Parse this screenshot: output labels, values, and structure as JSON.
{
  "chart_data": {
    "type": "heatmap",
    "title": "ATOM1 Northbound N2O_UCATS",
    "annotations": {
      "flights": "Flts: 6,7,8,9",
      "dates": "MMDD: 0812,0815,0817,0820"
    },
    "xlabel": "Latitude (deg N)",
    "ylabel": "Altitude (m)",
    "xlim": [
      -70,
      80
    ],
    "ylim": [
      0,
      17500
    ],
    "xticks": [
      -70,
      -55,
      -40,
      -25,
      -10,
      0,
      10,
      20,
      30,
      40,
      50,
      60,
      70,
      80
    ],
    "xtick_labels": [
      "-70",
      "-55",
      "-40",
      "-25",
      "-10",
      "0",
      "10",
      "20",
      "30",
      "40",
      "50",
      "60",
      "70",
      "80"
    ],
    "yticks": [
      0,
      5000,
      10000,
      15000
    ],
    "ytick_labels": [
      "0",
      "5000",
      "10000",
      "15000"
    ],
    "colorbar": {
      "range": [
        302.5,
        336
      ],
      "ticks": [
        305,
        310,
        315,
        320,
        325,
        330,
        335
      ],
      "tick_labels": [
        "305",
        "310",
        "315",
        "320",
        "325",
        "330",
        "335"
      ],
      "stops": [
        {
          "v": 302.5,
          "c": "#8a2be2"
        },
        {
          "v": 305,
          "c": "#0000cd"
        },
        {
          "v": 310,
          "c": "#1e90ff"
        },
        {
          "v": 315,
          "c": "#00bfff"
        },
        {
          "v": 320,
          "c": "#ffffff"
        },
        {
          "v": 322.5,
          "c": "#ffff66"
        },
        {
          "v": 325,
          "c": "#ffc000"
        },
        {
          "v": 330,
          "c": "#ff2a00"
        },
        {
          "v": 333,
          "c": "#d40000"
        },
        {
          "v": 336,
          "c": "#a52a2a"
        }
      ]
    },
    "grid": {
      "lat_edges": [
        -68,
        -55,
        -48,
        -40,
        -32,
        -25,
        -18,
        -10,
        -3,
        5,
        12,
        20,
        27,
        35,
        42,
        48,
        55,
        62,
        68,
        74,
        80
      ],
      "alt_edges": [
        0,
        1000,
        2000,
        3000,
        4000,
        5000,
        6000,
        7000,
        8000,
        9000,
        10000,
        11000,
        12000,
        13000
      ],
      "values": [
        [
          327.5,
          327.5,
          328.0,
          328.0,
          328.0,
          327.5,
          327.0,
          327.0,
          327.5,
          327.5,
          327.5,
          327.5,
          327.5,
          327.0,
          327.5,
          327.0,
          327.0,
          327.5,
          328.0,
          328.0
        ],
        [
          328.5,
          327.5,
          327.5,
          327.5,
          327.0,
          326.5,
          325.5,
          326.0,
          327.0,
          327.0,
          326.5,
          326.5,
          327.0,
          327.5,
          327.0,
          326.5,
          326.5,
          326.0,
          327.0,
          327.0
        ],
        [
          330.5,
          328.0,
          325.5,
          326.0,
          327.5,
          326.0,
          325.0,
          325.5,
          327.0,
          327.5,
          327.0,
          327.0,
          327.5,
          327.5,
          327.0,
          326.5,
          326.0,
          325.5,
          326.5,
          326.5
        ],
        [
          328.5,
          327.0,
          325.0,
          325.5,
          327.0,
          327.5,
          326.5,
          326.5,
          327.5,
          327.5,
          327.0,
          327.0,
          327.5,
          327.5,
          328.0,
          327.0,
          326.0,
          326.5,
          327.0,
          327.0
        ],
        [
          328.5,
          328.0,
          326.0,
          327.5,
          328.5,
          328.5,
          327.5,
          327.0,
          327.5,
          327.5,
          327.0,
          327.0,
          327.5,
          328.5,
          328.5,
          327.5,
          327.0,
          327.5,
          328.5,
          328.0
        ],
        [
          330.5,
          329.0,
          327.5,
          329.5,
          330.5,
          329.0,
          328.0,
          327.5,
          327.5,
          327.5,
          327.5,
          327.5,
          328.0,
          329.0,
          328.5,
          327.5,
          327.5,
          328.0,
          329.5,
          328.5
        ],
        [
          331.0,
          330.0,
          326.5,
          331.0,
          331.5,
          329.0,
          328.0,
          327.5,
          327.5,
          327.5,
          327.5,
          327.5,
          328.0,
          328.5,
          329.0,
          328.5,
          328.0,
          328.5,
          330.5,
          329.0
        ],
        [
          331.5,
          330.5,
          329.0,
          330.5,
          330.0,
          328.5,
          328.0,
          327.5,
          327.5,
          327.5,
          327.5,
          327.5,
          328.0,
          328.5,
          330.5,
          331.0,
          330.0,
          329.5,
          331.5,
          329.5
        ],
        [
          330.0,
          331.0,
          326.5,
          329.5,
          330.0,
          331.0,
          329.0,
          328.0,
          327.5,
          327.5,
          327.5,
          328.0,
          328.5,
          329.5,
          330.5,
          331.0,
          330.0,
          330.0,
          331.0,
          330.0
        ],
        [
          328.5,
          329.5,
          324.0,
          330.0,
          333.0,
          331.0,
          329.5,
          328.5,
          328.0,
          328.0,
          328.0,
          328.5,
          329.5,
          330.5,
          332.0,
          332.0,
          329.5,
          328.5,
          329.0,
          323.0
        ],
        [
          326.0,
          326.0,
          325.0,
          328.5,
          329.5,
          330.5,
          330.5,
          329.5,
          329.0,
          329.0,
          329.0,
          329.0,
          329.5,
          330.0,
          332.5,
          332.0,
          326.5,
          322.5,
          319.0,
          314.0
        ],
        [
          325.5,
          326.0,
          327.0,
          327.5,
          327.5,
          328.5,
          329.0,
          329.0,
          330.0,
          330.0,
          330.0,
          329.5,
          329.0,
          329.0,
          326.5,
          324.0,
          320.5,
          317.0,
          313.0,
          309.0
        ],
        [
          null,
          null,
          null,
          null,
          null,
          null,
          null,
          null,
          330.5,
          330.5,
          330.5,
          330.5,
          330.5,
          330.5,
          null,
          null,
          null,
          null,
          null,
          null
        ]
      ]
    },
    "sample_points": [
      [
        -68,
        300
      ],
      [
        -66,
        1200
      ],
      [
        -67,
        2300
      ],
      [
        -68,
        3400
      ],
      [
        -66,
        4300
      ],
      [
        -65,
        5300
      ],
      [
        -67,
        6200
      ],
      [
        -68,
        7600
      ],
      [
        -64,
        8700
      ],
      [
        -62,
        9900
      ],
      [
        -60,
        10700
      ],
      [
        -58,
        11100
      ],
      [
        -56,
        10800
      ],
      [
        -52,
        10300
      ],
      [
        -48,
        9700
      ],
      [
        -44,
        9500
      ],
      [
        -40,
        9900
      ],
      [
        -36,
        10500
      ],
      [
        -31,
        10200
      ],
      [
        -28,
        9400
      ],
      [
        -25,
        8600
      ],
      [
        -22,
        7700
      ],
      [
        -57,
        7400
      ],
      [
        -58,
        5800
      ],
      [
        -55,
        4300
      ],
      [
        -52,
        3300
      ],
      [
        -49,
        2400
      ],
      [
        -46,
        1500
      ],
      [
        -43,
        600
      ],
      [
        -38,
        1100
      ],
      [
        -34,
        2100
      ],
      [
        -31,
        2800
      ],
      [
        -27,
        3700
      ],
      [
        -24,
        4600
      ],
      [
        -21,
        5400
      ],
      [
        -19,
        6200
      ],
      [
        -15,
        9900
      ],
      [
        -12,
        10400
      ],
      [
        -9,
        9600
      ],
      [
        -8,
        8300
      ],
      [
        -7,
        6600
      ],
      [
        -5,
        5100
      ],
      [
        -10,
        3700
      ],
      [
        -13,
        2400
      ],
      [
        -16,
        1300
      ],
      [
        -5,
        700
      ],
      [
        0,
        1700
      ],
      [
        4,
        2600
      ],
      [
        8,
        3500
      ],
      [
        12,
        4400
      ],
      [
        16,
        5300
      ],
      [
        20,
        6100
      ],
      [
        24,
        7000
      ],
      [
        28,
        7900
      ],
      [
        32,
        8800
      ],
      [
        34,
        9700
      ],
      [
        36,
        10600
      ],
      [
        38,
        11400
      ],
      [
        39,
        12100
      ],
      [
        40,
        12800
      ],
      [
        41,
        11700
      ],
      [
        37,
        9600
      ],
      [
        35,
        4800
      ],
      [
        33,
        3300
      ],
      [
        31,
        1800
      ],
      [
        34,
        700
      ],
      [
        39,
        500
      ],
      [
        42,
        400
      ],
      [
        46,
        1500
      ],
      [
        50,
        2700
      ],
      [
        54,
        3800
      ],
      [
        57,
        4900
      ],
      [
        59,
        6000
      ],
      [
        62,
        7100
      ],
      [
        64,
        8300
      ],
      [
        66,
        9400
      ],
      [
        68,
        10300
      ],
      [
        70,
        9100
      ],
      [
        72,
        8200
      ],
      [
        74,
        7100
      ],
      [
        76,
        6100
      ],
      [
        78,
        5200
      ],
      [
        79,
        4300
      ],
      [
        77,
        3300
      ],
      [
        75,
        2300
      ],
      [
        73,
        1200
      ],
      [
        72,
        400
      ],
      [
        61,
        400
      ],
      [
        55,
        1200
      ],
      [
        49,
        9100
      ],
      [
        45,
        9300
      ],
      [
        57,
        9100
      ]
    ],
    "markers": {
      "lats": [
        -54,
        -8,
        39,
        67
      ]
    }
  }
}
******************************
#### [Task brief]
Select and copy each line from the data that includes the word "values".

#### [Full solution]
Parse this screenshot: output labels, values, and structure as JSON.
      "values": [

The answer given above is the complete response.